Task goal:
Every record should be repeated exactly, except that pictures are left out.

Input rows:
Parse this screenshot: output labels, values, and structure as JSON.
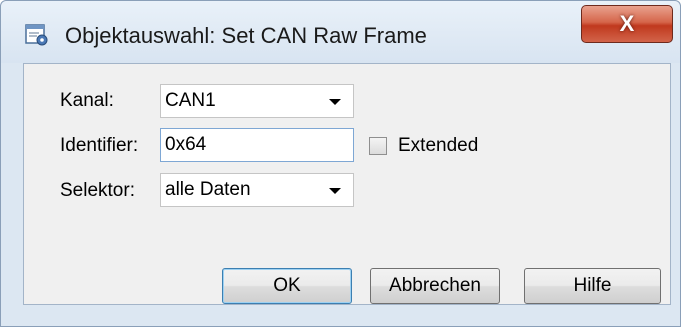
{
  "window": {
    "title": "Objektauswahl: Set CAN Raw Frame",
    "close_label": "X"
  },
  "form": {
    "kanal_label": "Kanal:",
    "kanal_value": "CAN1",
    "identifier_label": "Identifier:",
    "identifier_value": "0x64",
    "extended_label": "Extended",
    "extended_checked": false,
    "selektor_label": "Selektor:",
    "selektor_value": "alle Daten"
  },
  "buttons": {
    "ok": "OK",
    "cancel": "Abbrechen",
    "help": "Hilfe"
  },
  "icons": {
    "app": "dialog-settings-icon",
    "dropdown": "chevron-down-icon"
  }
}
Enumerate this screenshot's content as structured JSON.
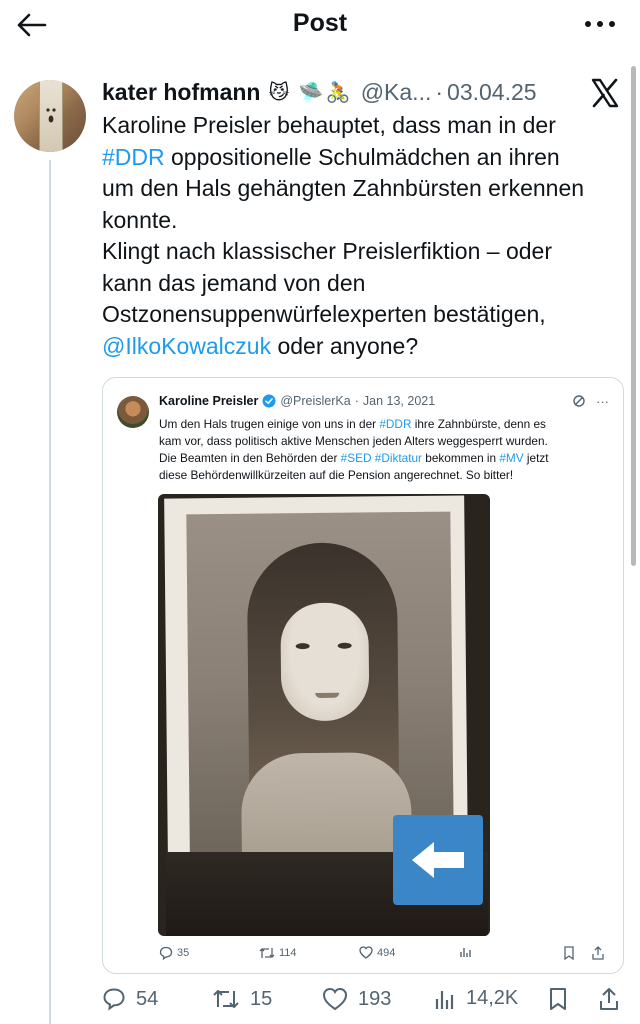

The reply:
Parse this screenshot: output labels, values, and structure as JSON.
{
  "window": {
    "title": "Objektauswahl: Set CAN Raw Frame",
    "close_label": "X"
  },
  "form": {
    "kanal_label": "Kanal:",
    "kanal_value": "CAN1",
    "identifier_label": "Identifier:",
    "identifier_value": "0x64",
    "extended_label": "Extended",
    "extended_checked": false,
    "selektor_label": "Selektor:",
    "selektor_value": "alle Daten"
  },
  "buttons": {
    "ok": "OK",
    "cancel": "Abbrechen",
    "help": "Hilfe"
  },
  "icons": {
    "app": "dialog-settings-icon",
    "dropdown": "chevron-down-icon"
  }
}
Enumerate this screenshot's content as structured JSON.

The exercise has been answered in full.